## Written instruction
Look through the records that follow. Copy every line containing the word "лесничества".

•••••

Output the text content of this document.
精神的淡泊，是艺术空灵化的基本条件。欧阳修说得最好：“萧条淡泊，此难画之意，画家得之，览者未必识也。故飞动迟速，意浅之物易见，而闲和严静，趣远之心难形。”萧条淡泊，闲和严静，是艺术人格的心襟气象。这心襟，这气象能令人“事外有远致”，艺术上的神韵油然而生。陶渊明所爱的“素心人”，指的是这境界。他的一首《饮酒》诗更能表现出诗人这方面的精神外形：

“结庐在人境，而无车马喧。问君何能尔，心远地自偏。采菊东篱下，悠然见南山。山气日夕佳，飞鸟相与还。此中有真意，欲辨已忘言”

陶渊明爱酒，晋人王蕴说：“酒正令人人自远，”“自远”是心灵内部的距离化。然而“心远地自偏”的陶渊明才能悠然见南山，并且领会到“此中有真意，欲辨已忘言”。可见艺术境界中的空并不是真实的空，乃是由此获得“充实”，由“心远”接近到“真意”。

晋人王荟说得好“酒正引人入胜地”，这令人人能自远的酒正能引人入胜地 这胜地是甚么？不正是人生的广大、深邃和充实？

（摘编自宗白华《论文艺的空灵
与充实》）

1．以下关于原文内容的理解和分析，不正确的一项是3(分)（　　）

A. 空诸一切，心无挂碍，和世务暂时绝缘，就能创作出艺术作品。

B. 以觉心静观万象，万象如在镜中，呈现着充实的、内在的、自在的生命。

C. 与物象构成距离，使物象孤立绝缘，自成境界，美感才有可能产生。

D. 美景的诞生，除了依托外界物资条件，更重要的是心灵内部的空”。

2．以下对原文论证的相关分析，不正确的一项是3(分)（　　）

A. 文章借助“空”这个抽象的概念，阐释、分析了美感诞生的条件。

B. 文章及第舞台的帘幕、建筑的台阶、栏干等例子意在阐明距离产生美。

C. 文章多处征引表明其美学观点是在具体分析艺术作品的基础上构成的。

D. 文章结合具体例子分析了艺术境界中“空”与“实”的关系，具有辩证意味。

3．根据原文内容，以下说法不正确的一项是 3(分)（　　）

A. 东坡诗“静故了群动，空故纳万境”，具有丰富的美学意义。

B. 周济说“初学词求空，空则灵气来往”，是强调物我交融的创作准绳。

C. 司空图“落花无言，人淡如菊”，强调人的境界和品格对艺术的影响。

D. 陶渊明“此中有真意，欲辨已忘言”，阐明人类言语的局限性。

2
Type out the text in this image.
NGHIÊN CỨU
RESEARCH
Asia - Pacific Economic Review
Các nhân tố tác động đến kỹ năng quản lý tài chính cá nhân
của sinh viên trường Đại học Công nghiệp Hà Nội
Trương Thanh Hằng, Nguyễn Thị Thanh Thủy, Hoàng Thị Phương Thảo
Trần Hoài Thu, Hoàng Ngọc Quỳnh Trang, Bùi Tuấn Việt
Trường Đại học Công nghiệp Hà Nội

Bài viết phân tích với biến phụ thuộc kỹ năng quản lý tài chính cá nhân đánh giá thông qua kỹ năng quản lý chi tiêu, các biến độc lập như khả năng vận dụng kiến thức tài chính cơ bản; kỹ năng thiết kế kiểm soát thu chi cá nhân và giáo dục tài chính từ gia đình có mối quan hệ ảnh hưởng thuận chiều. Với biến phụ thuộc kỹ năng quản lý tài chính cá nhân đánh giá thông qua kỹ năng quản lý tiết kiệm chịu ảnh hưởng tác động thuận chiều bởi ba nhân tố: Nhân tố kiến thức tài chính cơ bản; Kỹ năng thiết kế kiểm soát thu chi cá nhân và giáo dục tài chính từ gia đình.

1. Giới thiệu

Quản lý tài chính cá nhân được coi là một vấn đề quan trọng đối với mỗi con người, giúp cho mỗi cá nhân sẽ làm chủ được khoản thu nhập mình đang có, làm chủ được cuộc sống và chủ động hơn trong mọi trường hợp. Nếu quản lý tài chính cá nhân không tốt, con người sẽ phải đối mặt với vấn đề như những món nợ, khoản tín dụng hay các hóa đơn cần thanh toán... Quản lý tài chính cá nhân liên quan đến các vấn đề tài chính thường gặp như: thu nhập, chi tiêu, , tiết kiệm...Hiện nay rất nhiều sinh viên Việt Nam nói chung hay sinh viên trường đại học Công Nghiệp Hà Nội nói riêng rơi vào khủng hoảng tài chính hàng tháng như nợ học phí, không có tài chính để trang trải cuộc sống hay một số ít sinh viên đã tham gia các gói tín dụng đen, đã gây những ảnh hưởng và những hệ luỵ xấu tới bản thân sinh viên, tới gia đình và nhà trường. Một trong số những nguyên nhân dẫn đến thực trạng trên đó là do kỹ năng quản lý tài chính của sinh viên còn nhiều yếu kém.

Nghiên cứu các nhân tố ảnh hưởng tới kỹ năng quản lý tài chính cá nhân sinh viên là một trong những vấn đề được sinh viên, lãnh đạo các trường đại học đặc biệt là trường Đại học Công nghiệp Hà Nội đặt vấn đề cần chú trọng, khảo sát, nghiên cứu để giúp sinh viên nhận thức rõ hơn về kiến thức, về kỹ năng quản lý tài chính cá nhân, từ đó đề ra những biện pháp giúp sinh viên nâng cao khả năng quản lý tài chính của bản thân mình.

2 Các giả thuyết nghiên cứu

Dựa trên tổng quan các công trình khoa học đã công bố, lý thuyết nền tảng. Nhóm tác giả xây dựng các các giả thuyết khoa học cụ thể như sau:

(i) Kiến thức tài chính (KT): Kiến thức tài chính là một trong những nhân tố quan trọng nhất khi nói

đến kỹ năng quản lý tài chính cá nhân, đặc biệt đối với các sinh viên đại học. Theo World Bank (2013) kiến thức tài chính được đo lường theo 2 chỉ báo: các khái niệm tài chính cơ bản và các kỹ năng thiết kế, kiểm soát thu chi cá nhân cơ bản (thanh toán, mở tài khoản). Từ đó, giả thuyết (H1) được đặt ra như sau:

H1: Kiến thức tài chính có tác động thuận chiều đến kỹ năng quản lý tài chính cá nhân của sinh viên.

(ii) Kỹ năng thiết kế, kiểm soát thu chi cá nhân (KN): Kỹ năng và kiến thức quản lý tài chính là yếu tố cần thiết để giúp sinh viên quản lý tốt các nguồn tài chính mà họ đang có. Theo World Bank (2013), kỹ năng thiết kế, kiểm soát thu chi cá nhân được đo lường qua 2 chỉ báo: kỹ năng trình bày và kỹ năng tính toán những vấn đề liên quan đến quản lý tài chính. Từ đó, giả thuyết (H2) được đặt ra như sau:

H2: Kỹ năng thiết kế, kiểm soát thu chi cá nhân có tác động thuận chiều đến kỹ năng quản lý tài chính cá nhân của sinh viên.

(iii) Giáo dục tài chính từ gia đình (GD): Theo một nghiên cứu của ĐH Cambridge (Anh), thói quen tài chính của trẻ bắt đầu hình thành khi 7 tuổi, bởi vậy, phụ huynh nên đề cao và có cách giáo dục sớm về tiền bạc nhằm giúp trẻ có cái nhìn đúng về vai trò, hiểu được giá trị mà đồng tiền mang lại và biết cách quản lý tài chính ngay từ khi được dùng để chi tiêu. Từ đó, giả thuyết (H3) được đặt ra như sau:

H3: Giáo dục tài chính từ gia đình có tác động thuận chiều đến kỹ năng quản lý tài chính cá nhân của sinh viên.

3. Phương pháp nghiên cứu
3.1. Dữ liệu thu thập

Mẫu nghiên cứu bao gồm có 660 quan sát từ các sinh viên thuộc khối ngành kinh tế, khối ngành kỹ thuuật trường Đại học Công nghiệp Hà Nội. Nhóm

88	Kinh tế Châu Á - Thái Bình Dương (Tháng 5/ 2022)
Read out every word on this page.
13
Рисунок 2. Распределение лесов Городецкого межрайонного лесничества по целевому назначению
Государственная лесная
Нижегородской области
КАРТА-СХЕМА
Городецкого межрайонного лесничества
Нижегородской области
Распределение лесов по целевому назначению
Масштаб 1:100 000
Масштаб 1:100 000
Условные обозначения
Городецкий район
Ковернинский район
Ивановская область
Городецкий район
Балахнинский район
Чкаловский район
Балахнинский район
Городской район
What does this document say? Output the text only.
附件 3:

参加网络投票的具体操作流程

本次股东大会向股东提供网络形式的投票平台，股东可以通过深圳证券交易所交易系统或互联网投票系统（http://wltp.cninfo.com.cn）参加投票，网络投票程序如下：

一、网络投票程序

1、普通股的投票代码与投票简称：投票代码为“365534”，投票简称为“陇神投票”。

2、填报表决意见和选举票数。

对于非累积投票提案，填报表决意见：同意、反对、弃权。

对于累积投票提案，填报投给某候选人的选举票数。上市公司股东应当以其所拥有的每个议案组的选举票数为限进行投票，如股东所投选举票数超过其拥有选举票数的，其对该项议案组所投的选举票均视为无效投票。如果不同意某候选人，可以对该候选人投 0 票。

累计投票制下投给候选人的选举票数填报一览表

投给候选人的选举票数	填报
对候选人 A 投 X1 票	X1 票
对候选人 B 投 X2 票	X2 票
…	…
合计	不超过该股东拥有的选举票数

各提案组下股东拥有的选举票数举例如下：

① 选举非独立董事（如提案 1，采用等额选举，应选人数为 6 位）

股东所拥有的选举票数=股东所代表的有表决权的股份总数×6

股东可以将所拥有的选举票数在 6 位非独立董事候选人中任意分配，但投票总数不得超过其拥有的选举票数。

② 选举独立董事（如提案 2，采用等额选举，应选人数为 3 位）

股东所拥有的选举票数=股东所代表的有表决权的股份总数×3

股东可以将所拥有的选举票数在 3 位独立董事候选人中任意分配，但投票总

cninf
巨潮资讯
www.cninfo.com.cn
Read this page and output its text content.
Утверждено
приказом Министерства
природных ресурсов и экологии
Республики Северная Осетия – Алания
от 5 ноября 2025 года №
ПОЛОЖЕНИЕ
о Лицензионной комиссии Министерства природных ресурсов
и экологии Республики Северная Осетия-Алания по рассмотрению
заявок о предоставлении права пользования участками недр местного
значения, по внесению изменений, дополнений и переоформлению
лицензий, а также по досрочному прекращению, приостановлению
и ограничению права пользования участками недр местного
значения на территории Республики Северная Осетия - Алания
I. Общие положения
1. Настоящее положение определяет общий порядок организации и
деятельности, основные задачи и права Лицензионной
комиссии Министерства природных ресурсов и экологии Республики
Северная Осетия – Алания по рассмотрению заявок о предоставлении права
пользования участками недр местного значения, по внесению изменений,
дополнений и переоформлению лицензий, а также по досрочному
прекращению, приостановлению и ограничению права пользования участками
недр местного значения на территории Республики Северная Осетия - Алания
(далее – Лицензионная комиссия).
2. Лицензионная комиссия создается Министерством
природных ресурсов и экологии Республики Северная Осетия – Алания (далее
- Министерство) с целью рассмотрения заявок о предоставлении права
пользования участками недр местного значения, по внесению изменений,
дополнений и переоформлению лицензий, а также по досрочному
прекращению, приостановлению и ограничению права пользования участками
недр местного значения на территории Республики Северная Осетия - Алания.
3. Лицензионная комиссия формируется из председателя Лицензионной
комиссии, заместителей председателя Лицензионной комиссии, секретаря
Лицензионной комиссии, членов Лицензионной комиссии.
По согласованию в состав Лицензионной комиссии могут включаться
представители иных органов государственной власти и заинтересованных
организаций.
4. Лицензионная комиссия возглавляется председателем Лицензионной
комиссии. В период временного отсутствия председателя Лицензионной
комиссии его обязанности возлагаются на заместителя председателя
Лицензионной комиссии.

•••••

## Solution for this problem
Рисунок 2. Распределение лесов Городецкого межрайонного лесничества по целевому назначению
Городецкого межрайонного лесничества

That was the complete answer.